**Description of the task**. Extract every line that contains the word "Αυγούστου".

**Data provided**.
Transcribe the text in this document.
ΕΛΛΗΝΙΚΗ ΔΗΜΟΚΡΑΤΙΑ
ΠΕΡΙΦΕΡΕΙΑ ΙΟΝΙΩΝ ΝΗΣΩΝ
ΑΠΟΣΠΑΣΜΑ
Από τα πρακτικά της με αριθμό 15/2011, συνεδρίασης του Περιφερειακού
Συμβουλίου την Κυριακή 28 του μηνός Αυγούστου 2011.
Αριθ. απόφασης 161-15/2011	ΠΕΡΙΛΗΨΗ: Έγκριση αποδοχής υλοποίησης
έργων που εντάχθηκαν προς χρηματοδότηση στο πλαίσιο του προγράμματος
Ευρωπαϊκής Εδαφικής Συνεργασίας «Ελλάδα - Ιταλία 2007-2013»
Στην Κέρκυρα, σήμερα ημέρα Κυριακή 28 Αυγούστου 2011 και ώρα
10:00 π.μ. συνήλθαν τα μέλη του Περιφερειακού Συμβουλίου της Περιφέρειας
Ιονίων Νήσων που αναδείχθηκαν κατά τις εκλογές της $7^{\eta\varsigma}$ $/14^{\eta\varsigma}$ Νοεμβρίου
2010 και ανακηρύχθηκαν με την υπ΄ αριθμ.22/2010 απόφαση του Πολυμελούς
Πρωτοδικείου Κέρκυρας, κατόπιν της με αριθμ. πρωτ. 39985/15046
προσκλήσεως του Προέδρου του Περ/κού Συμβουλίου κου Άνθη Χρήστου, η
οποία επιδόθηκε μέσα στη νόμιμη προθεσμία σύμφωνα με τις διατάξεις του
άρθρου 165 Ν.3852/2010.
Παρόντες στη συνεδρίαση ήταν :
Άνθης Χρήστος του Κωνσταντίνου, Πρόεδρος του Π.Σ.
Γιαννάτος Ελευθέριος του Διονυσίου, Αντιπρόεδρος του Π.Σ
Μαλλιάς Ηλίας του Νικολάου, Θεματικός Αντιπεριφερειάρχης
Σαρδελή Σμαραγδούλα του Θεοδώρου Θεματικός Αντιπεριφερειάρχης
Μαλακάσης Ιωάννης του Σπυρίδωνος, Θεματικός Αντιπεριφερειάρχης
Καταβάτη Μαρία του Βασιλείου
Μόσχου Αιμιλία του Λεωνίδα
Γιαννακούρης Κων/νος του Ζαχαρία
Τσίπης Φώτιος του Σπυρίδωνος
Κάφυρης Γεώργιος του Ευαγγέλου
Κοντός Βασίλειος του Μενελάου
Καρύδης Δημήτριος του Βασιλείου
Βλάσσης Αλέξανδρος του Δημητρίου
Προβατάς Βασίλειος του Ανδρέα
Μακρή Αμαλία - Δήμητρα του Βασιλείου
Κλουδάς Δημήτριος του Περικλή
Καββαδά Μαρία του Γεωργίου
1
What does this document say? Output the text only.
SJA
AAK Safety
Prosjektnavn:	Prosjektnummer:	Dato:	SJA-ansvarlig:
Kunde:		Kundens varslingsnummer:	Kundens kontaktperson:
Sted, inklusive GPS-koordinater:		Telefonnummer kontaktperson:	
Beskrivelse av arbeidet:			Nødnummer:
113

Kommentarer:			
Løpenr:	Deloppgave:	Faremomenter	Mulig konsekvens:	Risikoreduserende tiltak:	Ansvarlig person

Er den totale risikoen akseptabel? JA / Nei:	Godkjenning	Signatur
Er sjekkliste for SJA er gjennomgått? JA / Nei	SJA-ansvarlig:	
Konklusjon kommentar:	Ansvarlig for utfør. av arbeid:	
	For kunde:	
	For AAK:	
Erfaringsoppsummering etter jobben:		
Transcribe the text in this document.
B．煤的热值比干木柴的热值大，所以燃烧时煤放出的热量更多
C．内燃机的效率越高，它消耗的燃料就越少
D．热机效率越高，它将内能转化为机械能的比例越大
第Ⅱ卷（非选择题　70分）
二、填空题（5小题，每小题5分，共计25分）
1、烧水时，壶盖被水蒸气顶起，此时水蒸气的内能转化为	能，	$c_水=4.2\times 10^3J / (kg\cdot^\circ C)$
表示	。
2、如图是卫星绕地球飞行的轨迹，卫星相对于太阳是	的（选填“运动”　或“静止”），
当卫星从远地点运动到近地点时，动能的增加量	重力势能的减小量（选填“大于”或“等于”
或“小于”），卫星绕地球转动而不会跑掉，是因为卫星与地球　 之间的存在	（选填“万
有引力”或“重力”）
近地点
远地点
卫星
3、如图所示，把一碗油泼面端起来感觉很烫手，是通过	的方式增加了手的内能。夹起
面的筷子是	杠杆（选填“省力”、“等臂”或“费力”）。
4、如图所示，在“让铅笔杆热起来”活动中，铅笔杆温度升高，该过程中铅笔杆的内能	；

**The completed task**.
Συμβουλίου την Κυριακή 28 του μηνός Αυγούστου 2011.
Στην Κέρκυρα, σήμερα ημέρα Κυριακή 28 Αυγούστου 2011 και ώρα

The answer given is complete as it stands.